Instructions to follow | Report only how many lines hold the word "scandinavia".

Exercise data |
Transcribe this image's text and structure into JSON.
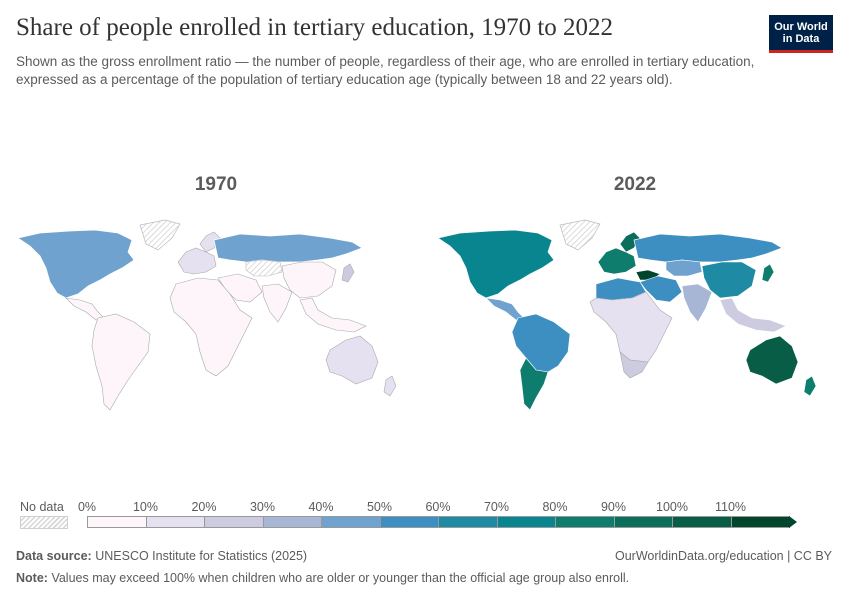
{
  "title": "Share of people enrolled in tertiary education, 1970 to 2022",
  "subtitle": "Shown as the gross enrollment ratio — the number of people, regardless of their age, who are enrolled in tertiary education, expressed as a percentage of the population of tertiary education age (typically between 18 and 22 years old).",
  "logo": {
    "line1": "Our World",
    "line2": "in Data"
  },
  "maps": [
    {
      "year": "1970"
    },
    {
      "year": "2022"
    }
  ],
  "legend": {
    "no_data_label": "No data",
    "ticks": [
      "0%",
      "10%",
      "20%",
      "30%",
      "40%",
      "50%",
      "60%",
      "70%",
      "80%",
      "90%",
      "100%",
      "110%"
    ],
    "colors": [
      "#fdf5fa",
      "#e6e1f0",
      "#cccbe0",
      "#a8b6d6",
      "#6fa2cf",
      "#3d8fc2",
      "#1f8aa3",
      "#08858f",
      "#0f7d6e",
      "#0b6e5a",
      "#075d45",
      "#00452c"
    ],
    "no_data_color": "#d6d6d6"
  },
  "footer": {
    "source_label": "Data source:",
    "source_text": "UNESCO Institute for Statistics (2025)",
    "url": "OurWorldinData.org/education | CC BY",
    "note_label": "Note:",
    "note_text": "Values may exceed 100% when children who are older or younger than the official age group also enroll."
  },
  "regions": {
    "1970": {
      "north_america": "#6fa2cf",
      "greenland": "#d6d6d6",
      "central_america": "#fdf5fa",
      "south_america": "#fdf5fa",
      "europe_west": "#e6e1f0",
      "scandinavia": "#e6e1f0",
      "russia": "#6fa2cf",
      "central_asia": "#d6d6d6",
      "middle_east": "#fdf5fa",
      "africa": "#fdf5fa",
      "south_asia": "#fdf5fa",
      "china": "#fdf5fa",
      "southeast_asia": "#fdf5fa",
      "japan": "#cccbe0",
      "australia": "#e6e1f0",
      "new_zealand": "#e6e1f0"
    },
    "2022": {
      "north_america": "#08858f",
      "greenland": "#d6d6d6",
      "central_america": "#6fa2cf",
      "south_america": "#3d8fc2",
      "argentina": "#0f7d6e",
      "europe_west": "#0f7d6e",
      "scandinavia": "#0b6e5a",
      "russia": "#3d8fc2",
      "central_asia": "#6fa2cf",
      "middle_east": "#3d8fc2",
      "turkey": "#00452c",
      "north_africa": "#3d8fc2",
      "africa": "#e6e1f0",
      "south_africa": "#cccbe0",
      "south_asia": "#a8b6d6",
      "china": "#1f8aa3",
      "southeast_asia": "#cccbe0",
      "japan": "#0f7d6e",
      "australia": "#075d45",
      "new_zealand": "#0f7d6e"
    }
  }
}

Solution to the problem | 2